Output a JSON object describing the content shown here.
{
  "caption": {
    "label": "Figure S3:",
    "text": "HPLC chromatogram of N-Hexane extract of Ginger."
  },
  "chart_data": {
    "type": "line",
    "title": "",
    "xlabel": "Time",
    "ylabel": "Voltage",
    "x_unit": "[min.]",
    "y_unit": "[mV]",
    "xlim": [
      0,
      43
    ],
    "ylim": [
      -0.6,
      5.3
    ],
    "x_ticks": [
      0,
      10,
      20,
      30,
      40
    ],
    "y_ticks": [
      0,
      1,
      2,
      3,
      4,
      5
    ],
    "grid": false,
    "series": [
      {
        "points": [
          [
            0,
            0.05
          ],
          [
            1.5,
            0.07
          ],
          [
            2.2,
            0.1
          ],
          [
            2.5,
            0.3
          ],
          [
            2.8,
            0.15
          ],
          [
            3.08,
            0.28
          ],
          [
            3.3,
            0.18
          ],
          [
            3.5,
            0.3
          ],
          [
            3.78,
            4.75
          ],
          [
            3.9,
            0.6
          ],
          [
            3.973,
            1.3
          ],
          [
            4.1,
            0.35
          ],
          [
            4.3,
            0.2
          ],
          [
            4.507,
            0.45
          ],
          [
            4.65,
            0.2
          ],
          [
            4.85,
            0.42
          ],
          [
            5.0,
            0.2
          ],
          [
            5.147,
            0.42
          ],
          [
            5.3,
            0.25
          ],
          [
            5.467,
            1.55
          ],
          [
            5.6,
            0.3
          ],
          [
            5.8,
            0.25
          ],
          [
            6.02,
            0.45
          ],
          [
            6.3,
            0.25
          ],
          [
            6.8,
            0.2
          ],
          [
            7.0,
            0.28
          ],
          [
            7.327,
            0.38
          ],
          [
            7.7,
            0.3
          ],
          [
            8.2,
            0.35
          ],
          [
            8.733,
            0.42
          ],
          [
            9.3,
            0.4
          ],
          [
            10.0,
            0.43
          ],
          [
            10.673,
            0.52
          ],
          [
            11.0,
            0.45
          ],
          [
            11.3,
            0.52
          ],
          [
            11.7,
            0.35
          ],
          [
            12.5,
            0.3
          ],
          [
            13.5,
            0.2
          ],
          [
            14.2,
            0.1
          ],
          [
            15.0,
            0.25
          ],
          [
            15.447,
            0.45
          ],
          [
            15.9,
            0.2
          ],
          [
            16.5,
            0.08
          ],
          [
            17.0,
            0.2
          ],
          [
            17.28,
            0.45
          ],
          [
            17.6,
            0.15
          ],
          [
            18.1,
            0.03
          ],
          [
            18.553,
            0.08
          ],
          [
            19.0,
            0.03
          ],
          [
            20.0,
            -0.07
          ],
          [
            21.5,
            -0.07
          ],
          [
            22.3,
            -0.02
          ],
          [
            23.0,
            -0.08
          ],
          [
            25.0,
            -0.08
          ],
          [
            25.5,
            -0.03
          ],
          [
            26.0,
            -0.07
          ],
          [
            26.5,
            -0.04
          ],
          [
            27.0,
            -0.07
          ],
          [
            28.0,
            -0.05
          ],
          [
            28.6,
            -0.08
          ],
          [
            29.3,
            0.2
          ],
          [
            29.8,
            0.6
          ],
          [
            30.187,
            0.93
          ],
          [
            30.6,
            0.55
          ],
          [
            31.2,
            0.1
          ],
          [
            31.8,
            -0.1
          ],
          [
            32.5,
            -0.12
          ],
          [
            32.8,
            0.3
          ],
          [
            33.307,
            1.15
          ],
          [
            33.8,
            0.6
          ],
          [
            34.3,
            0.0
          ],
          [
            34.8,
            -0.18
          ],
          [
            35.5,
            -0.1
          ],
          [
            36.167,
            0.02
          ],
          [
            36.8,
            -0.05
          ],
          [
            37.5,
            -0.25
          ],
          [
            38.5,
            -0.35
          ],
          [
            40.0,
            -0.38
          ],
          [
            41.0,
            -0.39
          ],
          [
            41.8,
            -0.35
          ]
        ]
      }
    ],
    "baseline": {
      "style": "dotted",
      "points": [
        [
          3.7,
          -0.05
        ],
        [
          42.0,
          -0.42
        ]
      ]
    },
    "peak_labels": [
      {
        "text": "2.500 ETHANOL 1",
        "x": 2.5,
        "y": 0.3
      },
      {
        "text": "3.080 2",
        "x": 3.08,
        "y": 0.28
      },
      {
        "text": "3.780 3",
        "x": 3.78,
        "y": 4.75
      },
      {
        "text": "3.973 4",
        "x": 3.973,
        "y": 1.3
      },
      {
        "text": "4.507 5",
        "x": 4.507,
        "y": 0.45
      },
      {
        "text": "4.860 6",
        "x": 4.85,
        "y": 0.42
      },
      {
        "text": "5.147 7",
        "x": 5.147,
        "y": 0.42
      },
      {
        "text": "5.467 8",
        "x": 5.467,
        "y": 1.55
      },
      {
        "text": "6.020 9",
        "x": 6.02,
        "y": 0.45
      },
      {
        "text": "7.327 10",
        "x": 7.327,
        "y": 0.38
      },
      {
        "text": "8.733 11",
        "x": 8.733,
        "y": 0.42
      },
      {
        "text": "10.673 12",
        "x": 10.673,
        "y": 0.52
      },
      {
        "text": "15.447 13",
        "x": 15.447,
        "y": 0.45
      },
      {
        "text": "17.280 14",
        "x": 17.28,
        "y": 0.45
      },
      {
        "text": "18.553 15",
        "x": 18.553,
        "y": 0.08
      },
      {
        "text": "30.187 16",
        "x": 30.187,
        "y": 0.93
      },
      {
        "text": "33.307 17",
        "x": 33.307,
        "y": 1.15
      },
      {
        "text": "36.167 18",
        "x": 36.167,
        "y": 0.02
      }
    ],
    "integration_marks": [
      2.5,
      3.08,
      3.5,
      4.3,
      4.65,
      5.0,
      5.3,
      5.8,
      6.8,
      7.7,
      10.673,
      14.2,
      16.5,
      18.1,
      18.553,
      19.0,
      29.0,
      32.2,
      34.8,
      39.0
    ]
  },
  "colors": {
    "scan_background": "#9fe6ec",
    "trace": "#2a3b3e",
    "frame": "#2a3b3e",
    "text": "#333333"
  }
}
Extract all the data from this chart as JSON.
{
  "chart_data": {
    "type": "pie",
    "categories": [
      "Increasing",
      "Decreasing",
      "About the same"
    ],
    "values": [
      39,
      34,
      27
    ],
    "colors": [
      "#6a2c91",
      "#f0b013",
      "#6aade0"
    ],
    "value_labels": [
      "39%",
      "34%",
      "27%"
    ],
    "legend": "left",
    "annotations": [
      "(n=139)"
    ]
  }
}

==========

REQUEST
The records above must be output exactly, in full.

FULL ANSWER
Output a JSON object describing the content shown here.
{
  "caption": {
    "label": "Figure S3:",
    "text": "HPLC chromatogram of N-Hexane extract of Ginger."
  },
  "chart_data": {
    "type": "line",
    "title": "",
    "xlabel": "Time",
    "ylabel": "Voltage",
    "x_unit": "[min.]",
    "y_unit": "[mV]",
    "xlim": [
      0,
      43
    ],
    "ylim": [
      -0.6,
      5.3
    ],
    "x_ticks": [
      0,
      10,
      20,
      30,
      40
    ],
    "y_ticks": [
      0,
      1,
      2,
      3,
      4,
      5
    ],
    "grid": false,
    "series": [
      {
        "points": [
          [
            0,
            0.05
          ],
          [
            1.5,
            0.07
          ],
          [
            2.2,
            0.1
          ],
          [
            2.5,
            0.3
          ],
          [
            2.8,
            0.15
          ],
          [
            3.08,
            0.28
          ],
          [
            3.3,
            0.18
          ],
          [
            3.5,
            0.3
          ],
          [
            3.78,
            4.75
          ],
          [
            3.9,
            0.6
          ],
          [
            3.973,
            1.3
          ],
          [
            4.1,
            0.35
          ],
          [
            4.3,
            0.2
          ],
          [
            4.507,
            0.45
          ],
          [
            4.65,
            0.2
          ],
          [
            4.85,
            0.42
          ],
          [
            5.0,
            0.2
          ],
          [
            5.147,
            0.42
          ],
          [
            5.3,
            0.25
          ],
          [
            5.467,
            1.55
          ],
          [
            5.6,
            0.3
          ],
          [
            5.8,
            0.25
          ],
          [
            6.02,
            0.45
          ],
          [
            6.3,
            0.25
          ],
          [
            6.8,
            0.2
          ],
          [
            7.0,
            0.28
          ],
          [
            7.327,
            0.38
          ],
          [
            7.7,
            0.3
          ],
          [
            8.2,
            0.35
          ],
          [
            8.733,
            0.42
          ],
          [
            9.3,
            0.4
          ],
          [
            10.0,
            0.43
          ],
          [
            10.673,
            0.52
          ],
          [
            11.0,
            0.45
          ],
          [
            11.3,
            0.52
          ],
          [
            11.7,
            0.35
          ],
          [
            12.5,
            0.3
          ],
          [
            13.5,
            0.2
          ],
          [
            14.2,
            0.1
          ],
          [
            15.0,
            0.25
          ],
          [
            15.447,
            0.45
          ],
          [
            15.9,
            0.2
          ],
          [
            16.5,
            0.08
          ],
          [
            17.0,
            0.2
          ],
          [
            17.28,
            0.45
          ],
          [
            17.6,
            0.15
          ],
          [
            18.1,
            0.03
          ],
          [
            18.553,
            0.08
          ],
          [
            19.0,
            0.03
          ],
          [
            20.0,
            -0.07
          ],
          [
            21.5,
            -0.07
          ],
          [
            22.3,
            -0.02
          ],
          [
            23.0,
            -0.08
          ],
          [
            25.0,
            -0.08
          ],
          [
            25.5,
            -0.03
          ],
          [
            26.0,
            -0.07
          ],
          [
            26.5,
            -0.04
          ],
          [
            27.0,
            -0.07
          ],
          [
            28.0,
            -0.05
          ],
          [
            28.6,
            -0.08
          ],
          [
            29.3,
            0.2
          ],
          [
            29.8,
            0.6
          ],
          [
            30.187,
            0.93
          ],
          [
            30.6,
            0.55
          ],
          [
            31.2,
            0.1
          ],
          [
            31.8,
            -0.1
          ],
          [
            32.5,
            -0.12
          ],
          [
            32.8,
            0.3
          ],
          [
            33.307,
            1.15
          ],
          [
            33.8,
            0.6
          ],
          [
            34.3,
            0.0
          ],
          [
            34.8,
            -0.18
          ],
          [
            35.5,
            -0.1
          ],
          [
            36.167,
            0.02
          ],
          [
            36.8,
            -0.05
          ],
          [
            37.5,
            -0.25
          ],
          [
            38.5,
            -0.35
          ],
          [
            40.0,
            -0.38
          ],
          [
            41.0,
            -0.39
          ],
          [
            41.8,
            -0.35
          ]
        ]
      }
    ],
    "baseline": {
      "style": "dotted",
      "points": [
        [
          3.7,
          -0.05
        ],
        [
          42.0,
          -0.42
        ]
      ]
    },
    "peak_labels": [
      {
        "text": "2.500 ETHANOL 1",
        "x": 2.5,
        "y": 0.3
      },
      {
        "text": "3.080 2",
        "x": 3.08,
        "y": 0.28
      },
      {
        "text": "3.780 3",
        "x": 3.78,
        "y": 4.75
      },
      {
        "text": "3.973 4",
        "x": 3.973,
        "y": 1.3
      },
      {
        "text": "4.507 5",
        "x": 4.507,
        "y": 0.45
      },
      {
        "text": "4.860 6",
        "x": 4.85,
        "y": 0.42
      },
      {
        "text": "5.147 7",
        "x": 5.147,
        "y": 0.42
      },
      {
        "text": "5.467 8",
        "x": 5.467,
        "y": 1.55
      },
      {
        "text": "6.020 9",
        "x": 6.02,
        "y": 0.45
      },
      {
        "text": "7.327 10",
        "x": 7.327,
        "y": 0.38
      },
      {
        "text": "8.733 11",
        "x": 8.733,
        "y": 0.42
      },
      {
        "text": "10.673 12",
        "x": 10.673,
        "y": 0.52
      },
      {
        "text": "15.447 13",
        "x": 15.447,
        "y": 0.45
      },
      {
        "text": "17.280 14",
        "x": 17.28,
        "y": 0.45
      },
      {
        "text": "18.553 15",
        "x": 18.553,
        "y": 0.08
      },
      {
        "text": "30.187 16",
        "x": 30.187,
        "y": 0.93
      },
      {
        "text": "33.307 17",
        "x": 33.307,
        "y": 1.15
      },
      {
        "text": "36.167 18",
        "x": 36.167,
        "y": 0.02
      }
    ],
    "integration_marks": [
      2.5,
      3.08,
      3.5,
      4.3,
      4.65,
      5.0,
      5.3,
      5.8,
      6.8,
      7.7,
      10.673,
      14.2,
      16.5,
      18.1,
      18.553,
      19.0,
      29.0,
      32.2,
      34.8,
      39.0
    ]
  },
  "colors": {
    "scan_background": "#9fe6ec",
    "trace": "#2a3b3e",
    "frame": "#2a3b3e",
    "text": "#333333"
  }
}
Extract all the data from this chart as JSON.
{
  "chart_data": {
    "type": "pie",
    "categories": [
      "Increasing",
      "Decreasing",
      "About the same"
    ],
    "values": [
      39,
      34,
      27
    ],
    "colors": [
      "#6a2c91",
      "#f0b013",
      "#6aade0"
    ],
    "value_labels": [
      "39%",
      "34%",
      "27%"
    ],
    "legend": "left",
    "annotations": [
      "(n=139)"
    ]
  }
}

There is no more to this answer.